*EXERCISE BRIEF*
Count lines holding the string "ylabel" in the data that follows. Reply with one number only.

******************************

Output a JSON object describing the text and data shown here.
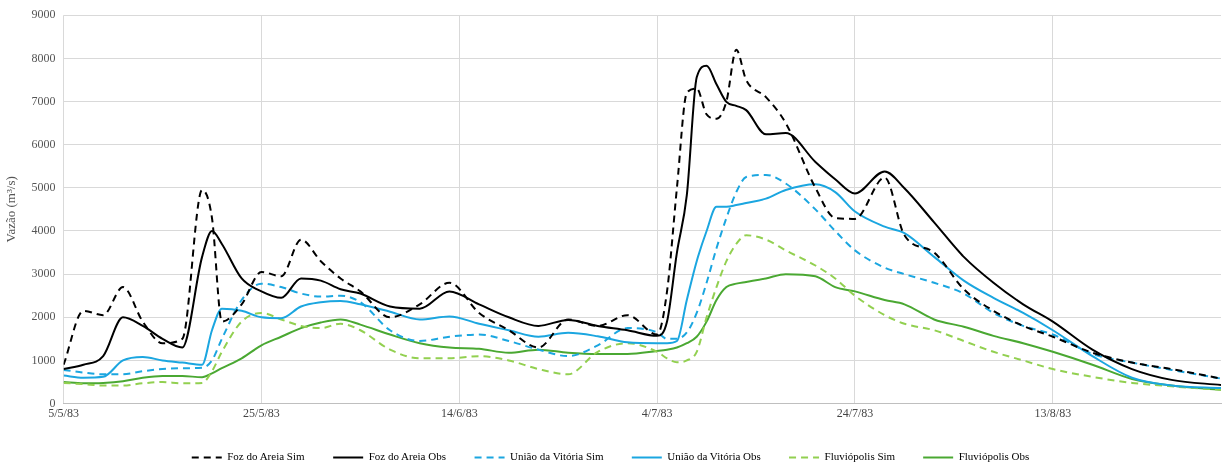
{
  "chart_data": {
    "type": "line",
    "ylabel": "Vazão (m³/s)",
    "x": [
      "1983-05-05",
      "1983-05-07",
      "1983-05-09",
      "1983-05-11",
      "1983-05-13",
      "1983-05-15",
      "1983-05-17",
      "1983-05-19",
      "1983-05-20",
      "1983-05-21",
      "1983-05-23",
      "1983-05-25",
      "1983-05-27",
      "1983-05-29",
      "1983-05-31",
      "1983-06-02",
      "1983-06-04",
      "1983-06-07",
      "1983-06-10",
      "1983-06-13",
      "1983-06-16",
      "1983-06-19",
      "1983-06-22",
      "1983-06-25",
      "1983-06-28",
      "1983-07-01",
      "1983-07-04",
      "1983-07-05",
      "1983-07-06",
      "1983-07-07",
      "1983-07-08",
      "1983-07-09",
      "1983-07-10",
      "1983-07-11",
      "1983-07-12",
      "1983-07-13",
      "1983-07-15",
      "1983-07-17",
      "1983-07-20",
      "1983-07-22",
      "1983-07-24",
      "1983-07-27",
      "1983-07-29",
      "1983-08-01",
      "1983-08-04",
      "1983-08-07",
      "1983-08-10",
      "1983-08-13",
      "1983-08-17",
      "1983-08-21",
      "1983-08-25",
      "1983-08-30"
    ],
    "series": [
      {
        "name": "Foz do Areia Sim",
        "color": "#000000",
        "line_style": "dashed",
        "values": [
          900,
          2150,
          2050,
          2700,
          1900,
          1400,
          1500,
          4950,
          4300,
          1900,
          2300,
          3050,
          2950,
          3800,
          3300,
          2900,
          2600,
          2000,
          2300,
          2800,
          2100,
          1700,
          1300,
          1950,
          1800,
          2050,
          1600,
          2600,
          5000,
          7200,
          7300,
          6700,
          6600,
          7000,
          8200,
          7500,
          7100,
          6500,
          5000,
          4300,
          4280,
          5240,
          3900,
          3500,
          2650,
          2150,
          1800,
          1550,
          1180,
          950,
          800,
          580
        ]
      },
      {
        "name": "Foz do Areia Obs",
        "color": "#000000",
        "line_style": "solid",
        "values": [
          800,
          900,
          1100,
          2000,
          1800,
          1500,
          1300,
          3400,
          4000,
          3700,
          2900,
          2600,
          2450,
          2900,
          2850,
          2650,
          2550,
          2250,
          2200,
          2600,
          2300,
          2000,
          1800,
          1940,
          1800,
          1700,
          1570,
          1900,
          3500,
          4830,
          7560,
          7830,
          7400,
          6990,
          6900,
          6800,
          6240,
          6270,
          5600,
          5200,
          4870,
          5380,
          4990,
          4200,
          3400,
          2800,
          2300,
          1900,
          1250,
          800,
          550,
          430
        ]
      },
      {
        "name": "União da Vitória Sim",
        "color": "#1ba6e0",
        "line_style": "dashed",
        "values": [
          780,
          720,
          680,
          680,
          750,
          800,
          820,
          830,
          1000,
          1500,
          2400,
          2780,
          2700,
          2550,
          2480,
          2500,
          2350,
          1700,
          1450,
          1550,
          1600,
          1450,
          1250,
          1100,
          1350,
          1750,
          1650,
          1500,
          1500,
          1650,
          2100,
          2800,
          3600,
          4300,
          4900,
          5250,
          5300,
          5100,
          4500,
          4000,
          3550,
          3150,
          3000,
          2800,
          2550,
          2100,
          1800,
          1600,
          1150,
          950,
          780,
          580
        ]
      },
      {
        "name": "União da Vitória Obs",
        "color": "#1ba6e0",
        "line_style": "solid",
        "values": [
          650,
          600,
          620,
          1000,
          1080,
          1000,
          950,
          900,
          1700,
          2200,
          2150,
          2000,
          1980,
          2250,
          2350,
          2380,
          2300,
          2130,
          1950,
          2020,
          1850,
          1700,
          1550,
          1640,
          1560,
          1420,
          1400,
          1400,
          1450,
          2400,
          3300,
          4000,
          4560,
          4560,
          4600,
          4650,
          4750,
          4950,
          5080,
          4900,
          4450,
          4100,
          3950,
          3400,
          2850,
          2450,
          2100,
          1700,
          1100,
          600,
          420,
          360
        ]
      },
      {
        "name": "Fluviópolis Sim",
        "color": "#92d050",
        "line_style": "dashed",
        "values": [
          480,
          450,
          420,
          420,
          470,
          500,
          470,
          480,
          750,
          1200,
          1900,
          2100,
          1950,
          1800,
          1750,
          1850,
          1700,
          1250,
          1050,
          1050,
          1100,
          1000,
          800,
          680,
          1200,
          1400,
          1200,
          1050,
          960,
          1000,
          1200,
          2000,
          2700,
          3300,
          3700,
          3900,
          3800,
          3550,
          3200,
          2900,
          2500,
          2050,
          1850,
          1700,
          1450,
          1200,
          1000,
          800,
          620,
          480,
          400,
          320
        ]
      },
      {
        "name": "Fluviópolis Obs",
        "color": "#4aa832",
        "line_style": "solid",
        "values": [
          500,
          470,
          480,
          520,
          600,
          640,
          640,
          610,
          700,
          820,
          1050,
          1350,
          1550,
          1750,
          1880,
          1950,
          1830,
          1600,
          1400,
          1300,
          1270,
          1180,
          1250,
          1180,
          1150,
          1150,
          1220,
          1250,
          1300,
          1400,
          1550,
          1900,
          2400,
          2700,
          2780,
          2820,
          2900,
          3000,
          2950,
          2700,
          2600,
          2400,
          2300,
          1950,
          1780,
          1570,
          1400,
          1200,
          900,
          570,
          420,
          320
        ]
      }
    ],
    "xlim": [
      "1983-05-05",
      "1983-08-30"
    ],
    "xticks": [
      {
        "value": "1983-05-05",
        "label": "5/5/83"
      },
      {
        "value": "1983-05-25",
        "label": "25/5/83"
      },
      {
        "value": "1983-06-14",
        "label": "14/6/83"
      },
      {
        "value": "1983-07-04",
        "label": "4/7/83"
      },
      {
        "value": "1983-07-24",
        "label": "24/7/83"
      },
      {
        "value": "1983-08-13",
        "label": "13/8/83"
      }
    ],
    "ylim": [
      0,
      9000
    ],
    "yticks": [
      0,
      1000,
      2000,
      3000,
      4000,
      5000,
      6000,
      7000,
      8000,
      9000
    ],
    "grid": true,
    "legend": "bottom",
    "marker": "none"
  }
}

******************************

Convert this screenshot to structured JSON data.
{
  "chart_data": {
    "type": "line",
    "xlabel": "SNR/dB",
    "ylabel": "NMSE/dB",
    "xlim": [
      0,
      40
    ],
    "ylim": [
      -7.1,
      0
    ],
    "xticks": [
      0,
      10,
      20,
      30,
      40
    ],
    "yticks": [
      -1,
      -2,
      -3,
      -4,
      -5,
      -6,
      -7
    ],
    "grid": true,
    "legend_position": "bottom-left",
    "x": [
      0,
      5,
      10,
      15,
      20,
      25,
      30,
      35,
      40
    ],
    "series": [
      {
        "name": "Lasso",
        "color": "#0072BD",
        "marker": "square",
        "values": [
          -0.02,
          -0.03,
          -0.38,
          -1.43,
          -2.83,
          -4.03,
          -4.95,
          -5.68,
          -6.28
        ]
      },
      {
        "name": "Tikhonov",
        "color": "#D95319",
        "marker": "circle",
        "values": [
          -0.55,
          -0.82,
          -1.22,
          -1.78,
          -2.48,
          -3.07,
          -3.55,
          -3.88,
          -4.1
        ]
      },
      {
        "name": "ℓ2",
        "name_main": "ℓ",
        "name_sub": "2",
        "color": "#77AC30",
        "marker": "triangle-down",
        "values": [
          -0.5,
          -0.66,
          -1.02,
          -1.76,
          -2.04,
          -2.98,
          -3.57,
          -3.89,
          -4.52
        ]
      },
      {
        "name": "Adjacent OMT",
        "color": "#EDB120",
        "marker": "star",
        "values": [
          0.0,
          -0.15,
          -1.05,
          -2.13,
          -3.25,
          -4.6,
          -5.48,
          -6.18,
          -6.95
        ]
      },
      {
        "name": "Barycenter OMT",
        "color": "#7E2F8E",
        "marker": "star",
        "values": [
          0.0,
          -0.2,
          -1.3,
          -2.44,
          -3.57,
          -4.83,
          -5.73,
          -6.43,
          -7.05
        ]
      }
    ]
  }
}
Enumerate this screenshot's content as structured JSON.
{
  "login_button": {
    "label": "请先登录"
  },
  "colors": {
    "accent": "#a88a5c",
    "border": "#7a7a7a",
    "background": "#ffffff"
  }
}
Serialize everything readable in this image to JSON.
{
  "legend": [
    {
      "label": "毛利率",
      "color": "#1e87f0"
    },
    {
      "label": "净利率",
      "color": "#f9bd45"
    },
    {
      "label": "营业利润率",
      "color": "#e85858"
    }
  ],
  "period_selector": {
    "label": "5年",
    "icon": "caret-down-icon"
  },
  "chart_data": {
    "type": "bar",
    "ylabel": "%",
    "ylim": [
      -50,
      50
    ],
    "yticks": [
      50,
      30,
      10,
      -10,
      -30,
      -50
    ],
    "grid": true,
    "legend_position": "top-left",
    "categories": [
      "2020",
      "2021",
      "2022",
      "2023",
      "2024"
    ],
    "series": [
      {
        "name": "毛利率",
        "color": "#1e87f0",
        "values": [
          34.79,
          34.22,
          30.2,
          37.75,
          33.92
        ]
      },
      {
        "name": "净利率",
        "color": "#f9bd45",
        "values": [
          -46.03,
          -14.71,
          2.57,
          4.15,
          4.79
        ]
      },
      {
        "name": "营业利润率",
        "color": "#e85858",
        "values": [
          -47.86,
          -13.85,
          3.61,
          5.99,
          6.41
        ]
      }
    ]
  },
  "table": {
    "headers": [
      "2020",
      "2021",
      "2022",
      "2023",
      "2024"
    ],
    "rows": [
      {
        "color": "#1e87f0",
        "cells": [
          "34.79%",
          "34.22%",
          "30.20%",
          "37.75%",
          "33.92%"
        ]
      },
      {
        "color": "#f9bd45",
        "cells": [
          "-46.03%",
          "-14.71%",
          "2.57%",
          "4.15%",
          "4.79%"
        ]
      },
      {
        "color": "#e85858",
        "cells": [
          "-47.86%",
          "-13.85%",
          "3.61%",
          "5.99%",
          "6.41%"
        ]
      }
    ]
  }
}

******************************

*WORKED SOLUTION*
3